> [Rows]:

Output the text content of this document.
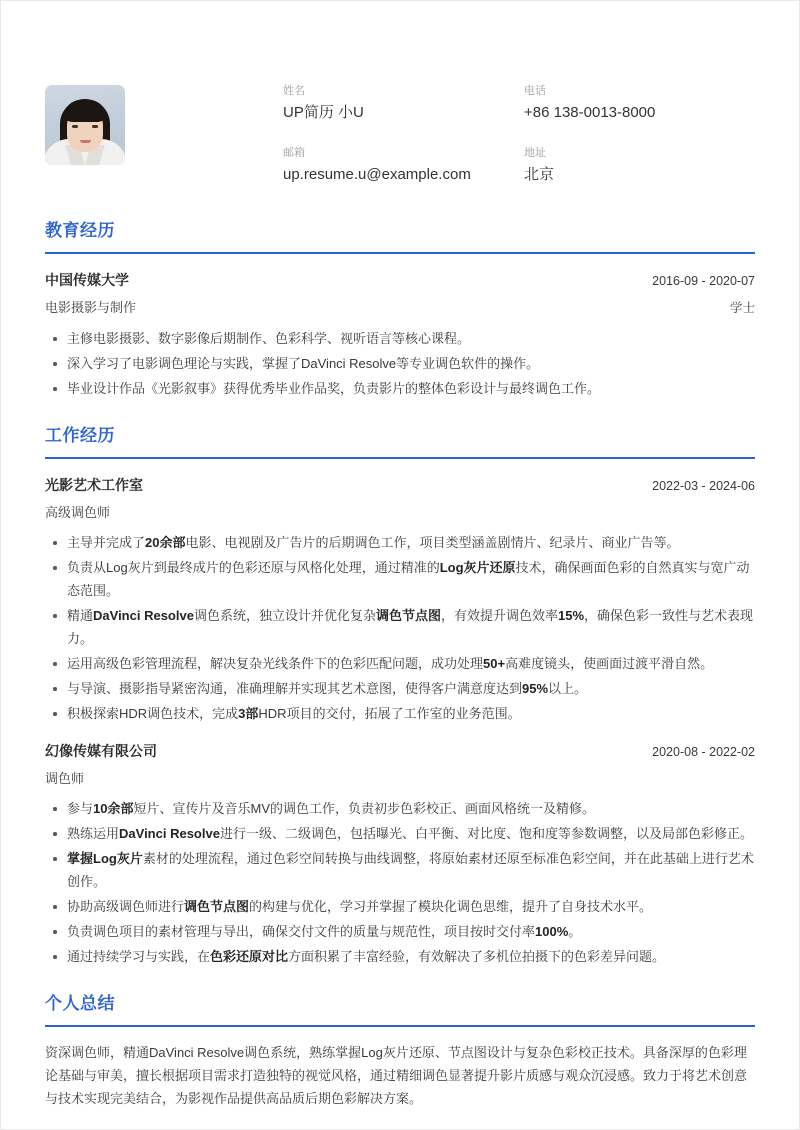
姓名
UP简历 小U
电话
+86 138-0013-8000
邮箱
up.resume.u@example.com
地址
北京
教育经历
中国传媒大学	2016-09 - 2020-07
电影摄影与制作	学士
主修电影摄影、数字影像后期制作、色彩科学、视听语言等核心课程。
深入学习了电影调色理论与实践，掌握了DaVinci Resolve等专业调色软件的操作。
毕业设计作品《光影叙事》获得优秀毕业作品奖，负责影片的整体色彩设计与最终调色工作。
工作经历
光影艺术工作室	2022-03 - 2024-06
高级调色师
主导并完成了20余部电影、电视剧及广告片的后期调色工作，项目类型涵盖剧情片、纪录片、商业广告等。
负责从Log灰片到最终成片的色彩还原与风格化处理，通过精准的Log灰片还原技术，确保画面色彩的自然真实与宽广动态范围。
精通DaVinci Resolve调色系统，独立设计并优化复杂调色节点图，有效提升调色效率15%，确保色彩一致性与艺术表现力。
运用高级色彩管理流程，解决复杂光线条件下的色彩匹配问题，成功处理50+高难度镜头，使画面过渡平滑自然。
与导演、摄影指导紧密沟通，准确理解并实现其艺术意图，使得客户满意度达到95%以上。
积极探索HDR调色技术，完成3部HDR项目的交付，拓展了工作室的业务范围。
幻像传媒有限公司	2020-08 - 2022-02
调色师
参与10余部短片、宣传片及音乐MV的调色工作，负责初步色彩校正、画面风格统一及精修。
熟练运用DaVinci Resolve进行一级、二级调色，包括曝光、白平衡、对比度、饱和度等参数调整，以及局部色彩修正。
掌握Log灰片素材的处理流程，通过色彩空间转换与曲线调整，将原始素材还原至标准色彩空间，并在此基础上进行艺术创作。
协助高级调色师进行调色节点图的构建与优化，学习并掌握了模块化调色思维，提升了自身技术水平。
负责调色项目的素材管理与导出，确保交付文件的质量与规范性，项目按时交付率100%。
通过持续学习与实践，在色彩还原对比方面积累了丰富经验，有效解决了多机位拍摄下的色彩差异问题。
个人总结
资深调色师，精通DaVinci Resolve调色系统，熟练掌握Log灰片还原、节点图设计与复杂色彩校正技术。具备深厚的色彩理论基础与审美，擅长根据项目需求打造独特的视觉风格，通过精细调色显著提升影片质感与观众沉浸感。致力于将艺术创意与技术实现完美结合，为影视作品提供高品质后期色彩解决方案。
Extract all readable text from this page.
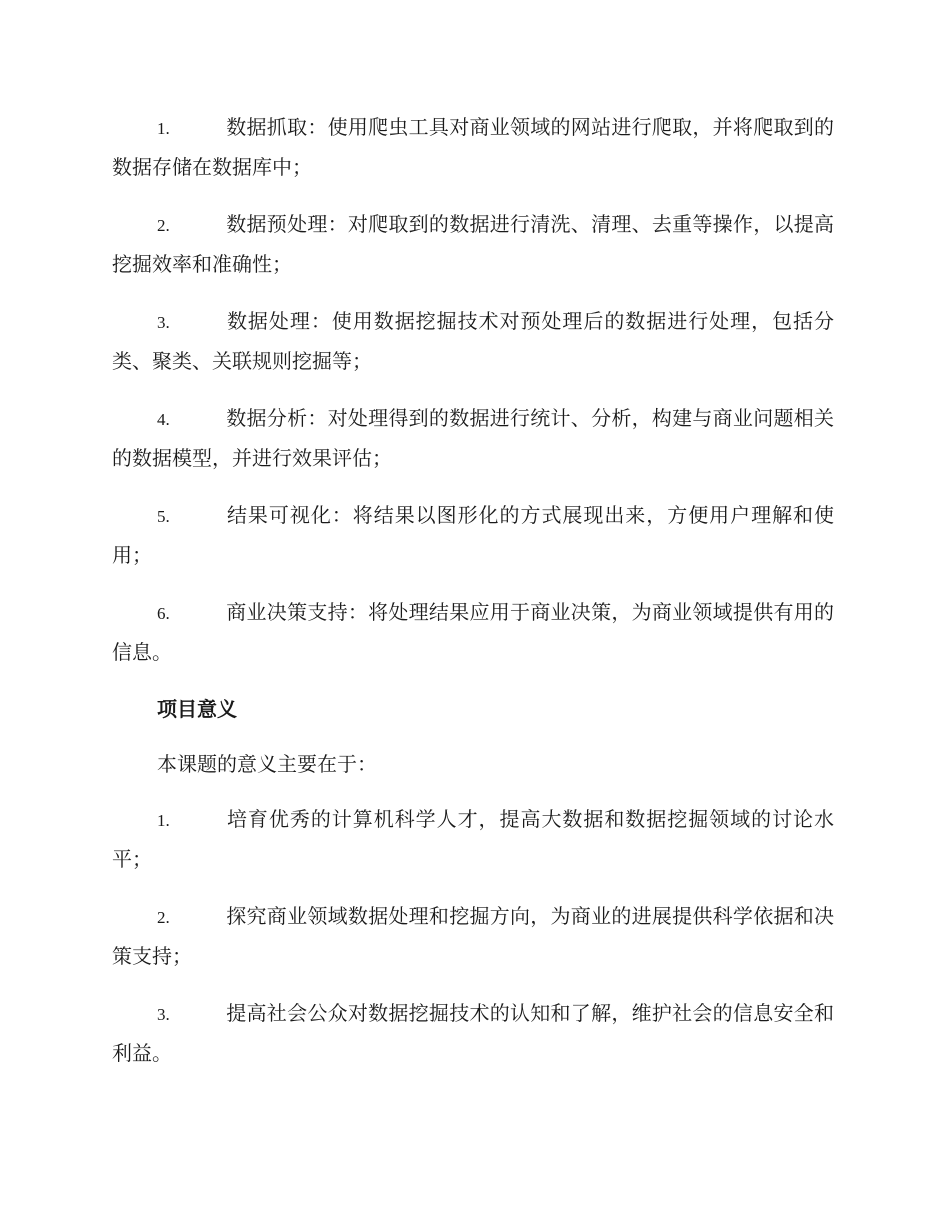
1.	数据抓取：使用爬虫工具对商业领域的网站进行爬取，并将爬取到的数据存储在数据库中；
2.	数据预处理：对爬取到的数据进行清洗、清理、去重等操作，以提高挖掘效率和准确性；
3.	数据处理：使用数据挖掘技术对预处理后的数据进行处理，包括分类、聚类、关联规则挖掘等；
4.	数据分析：对处理得到的数据进行统计、分析，构建与商业问题相关的数据模型，并进行效果评估；
5.	结果可视化：将结果以图形化的方式展现出来，方便用户理解和使用；
6.	商业决策支持：将处理结果应用于商业决策，为商业领域提供有用的信息。
项目意义
本课题的意义主要在于：
1.	培育优秀的计算机科学人才，提高大数据和数据挖掘领域的讨论水平；
2.	探究商业领域数据处理和挖掘方向，为商业的进展提供科学依据和决策支持；
3.	提高社会公众对数据挖掘技术的认知和了解，维护社会的信息安全和利益。
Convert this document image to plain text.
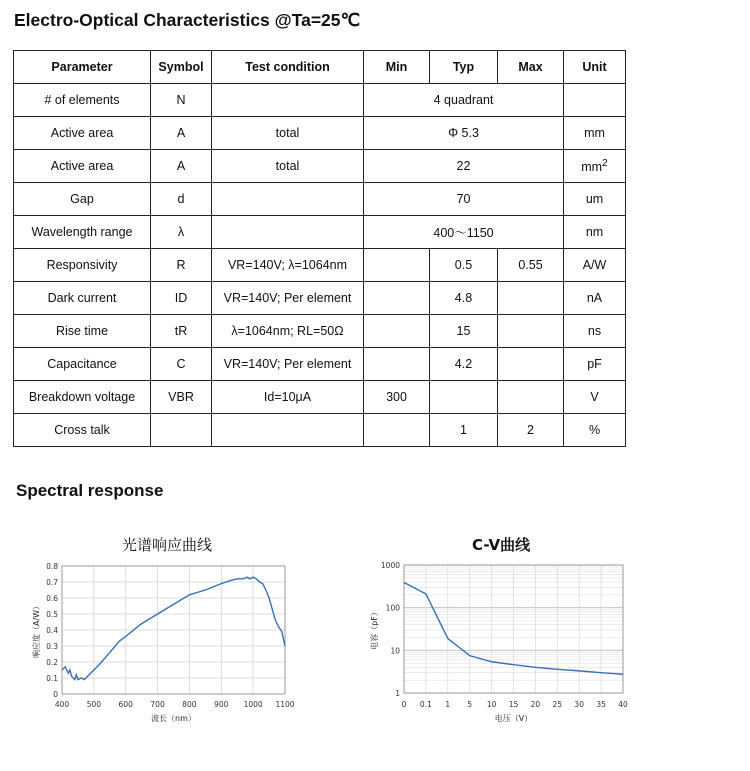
Electro-Optical Characteristics @Ta=25℃
Parameter	Symbol	Test condition	Min	Typ	Max	Unit
# of elements	N		4 quadrant			
Active area	A	total	Φ 5.3			mm
Active area	A	total	22			$mm^2$
Gap	d		70			um
Wavelength range	λ		400～1150			nm
Responsivity	R	VR=140V; λ=1064nm		0.5	0.55	A/W
Dark current	ID	VR=140V; Per element		4.8		nA
Rise time	tR	λ=1064nm; RL=50Ω		15		ns
Capacitance	C	VR=140V; Per element		4.2		pF
Breakdown voltage	VBR	Id=10μA	300			V
Cross talk				1	2	%
Spectral response
光谱响应曲线	C-V曲线
0
0.1
0.2
0.3
0.4
0.5
0.6
0.7
0.8
400 500 600 700 800 900 1000 1100
波长（nm）
响应度（A/W）
1
10
100
1000
0 0.1 1 5 10 15 20 25 30 35 40
电压（V）
电容（pF）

> [Given task]: Exclude all images and restate the records above word for word.

> [Output below]:
Output the text content of this document.
姓名
UP简历 小U
电话
+86 138-0013-8000
邮箱
up.resume.u@example.com
地址
北京
教育经历
中国传媒大学	2016-09 - 2020-07
电影摄影与制作	学士
主修电影摄影、数字影像后期制作、色彩科学、视听语言等核心课程。
深入学习了电影调色理论与实践，掌握了DaVinci Resolve等专业调色软件的操作。
毕业设计作品《光影叙事》获得优秀毕业作品奖，负责影片的整体色彩设计与最终调色工作。
工作经历
光影艺术工作室	2022-03 - 2024-06
高级调色师
主导并完成了20余部电影、电视剧及广告片的后期调色工作，项目类型涵盖剧情片、纪录片、商业广告等。
负责从Log灰片到最终成片的色彩还原与风格化处理，通过精准的Log灰片还原技术，确保画面色彩的自然真实与宽广动态范围。
精通DaVinci Resolve调色系统，独立设计并优化复杂调色节点图，有效提升调色效率15%，确保色彩一致性与艺术表现力。
运用高级色彩管理流程，解决复杂光线条件下的色彩匹配问题，成功处理50+高难度镜头，使画面过渡平滑自然。
与导演、摄影指导紧密沟通，准确理解并实现其艺术意图，使得客户满意度达到95%以上。
积极探索HDR调色技术，完成3部HDR项目的交付，拓展了工作室的业务范围。
幻像传媒有限公司	2020-08 - 2022-02
调色师
参与10余部短片、宣传片及音乐MV的调色工作，负责初步色彩校正、画面风格统一及精修。
熟练运用DaVinci Resolve进行一级、二级调色，包括曝光、白平衡、对比度、饱和度等参数调整，以及局部色彩修正。
掌握Log灰片素材的处理流程，通过色彩空间转换与曲线调整，将原始素材还原至标准色彩空间，并在此基础上进行艺术创作。
协助高级调色师进行调色节点图的构建与优化，学习并掌握了模块化调色思维，提升了自身技术水平。
负责调色项目的素材管理与导出，确保交付文件的质量与规范性，项目按时交付率100%。
通过持续学习与实践，在色彩还原对比方面积累了丰富经验，有效解决了多机位拍摄下的色彩差异问题。
个人总结
资深调色师，精通DaVinci Resolve调色系统，熟练掌握Log灰片还原、节点图设计与复杂色彩校正技术。具备深厚的色彩理论基础与审美，擅长根据项目需求打造独特的视觉风格，通过精细调色显著提升影片质感与观众沉浸感。致力于将艺术创意与技术实现完美结合，为影视作品提供高品质后期色彩解决方案。
Extract all readable text from this page.
1.	数据抓取：使用爬虫工具对商业领域的网站进行爬取，并将爬取到的数据存储在数据库中；
2.	数据预处理：对爬取到的数据进行清洗、清理、去重等操作，以提高挖掘效率和准确性；
3.	数据处理：使用数据挖掘技术对预处理后的数据进行处理，包括分类、聚类、关联规则挖掘等；
4.	数据分析：对处理得到的数据进行统计、分析，构建与商业问题相关的数据模型，并进行效果评估；
5.	结果可视化：将结果以图形化的方式展现出来，方便用户理解和使用；
6.	商业决策支持：将处理结果应用于商业决策，为商业领域提供有用的信息。
项目意义
本课题的意义主要在于：
1.	培育优秀的计算机科学人才，提高大数据和数据挖掘领域的讨论水平；
2.	探究商业领域数据处理和挖掘方向，为商业的进展提供科学依据和决策支持；
3.	提高社会公众对数据挖掘技术的认知和了解，维护社会的信息安全和利益。
Convert this document image to plain text.
Electro-Optical Characteristics @Ta=25℃
Parameter	Symbol	Test condition	Min	Typ	Max	Unit
# of elements	N		4 quadrant			
Active area	A	total	Φ 5.3			mm
Active area	A	total	22			$mm^2$
Gap	d		70			um
Wavelength range	λ		400～1150			nm
Responsivity	R	VR=140V; λ=1064nm		0.5	0.55	A/W
Dark current	ID	VR=140V; Per element		4.8		nA
Rise time	tR	λ=1064nm; RL=50Ω		15		ns
Capacitance	C	VR=140V; Per element		4.2		pF
Breakdown voltage	VBR	Id=10μA	300			V
Cross talk				1	2	%
Spectral response
光谱响应曲线	C-V曲线
0
0.1
0.2
0.3
0.4
0.5
0.6
0.7
0.8
400 500 600 700 800 900 1000 1100
波长（nm）
响应度（A/W）
1
10
100
1000
0 0.1 1 5 10 15 20 25 30 35 40
电压（V）
电容（pF）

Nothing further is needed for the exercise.